Figure data in JSON:
☆ ☆ ☆ ☆

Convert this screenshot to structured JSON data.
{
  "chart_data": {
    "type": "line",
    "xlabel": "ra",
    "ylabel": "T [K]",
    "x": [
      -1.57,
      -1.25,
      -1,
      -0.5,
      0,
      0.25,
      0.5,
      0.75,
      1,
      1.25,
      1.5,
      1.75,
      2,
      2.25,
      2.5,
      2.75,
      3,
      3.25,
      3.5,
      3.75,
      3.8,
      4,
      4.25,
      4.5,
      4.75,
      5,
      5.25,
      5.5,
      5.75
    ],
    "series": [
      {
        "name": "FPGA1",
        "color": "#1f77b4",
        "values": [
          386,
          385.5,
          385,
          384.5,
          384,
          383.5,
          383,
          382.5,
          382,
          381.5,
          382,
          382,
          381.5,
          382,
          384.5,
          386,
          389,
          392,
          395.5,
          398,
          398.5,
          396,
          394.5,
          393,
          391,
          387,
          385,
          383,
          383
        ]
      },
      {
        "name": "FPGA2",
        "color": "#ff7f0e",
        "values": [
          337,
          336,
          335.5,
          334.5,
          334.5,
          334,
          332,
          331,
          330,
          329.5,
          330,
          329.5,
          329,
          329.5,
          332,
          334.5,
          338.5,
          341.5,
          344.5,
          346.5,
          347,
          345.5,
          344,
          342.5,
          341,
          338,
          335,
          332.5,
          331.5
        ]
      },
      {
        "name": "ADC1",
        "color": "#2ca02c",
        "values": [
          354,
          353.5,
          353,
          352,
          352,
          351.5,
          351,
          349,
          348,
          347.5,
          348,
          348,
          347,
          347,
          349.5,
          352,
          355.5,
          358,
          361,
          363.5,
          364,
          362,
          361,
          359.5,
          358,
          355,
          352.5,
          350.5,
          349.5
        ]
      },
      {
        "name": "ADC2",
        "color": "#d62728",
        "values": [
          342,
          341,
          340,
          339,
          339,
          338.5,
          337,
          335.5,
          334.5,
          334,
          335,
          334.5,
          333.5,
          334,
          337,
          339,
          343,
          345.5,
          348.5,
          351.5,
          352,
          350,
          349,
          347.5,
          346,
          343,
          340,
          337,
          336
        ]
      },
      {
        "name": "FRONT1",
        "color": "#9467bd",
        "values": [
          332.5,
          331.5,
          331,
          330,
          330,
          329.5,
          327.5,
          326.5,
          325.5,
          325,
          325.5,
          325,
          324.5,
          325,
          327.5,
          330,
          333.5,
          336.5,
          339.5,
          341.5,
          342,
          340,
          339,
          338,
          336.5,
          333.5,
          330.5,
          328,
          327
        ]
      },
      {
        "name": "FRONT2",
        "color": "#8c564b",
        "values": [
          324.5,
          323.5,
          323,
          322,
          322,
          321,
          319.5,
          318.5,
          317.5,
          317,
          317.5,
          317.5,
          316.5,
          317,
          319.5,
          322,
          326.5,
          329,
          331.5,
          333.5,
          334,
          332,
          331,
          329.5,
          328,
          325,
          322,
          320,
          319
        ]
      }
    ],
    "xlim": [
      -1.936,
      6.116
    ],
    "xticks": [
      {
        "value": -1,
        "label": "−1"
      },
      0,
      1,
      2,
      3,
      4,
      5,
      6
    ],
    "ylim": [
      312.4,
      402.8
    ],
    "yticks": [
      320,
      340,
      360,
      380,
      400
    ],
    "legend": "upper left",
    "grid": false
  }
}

☆ ☆ ☆ ☆

# TASK TO CARRY OUT
Copy out every line of the data that includes the word "name".

# ANSWER FOR THIS EXERCISE
        "name": "FPGA1",
        "name": "FPGA2",
        "name": "ADC1",
        "name": "ADC2",
        "name": "FRONT1",
        "name": "FRONT2",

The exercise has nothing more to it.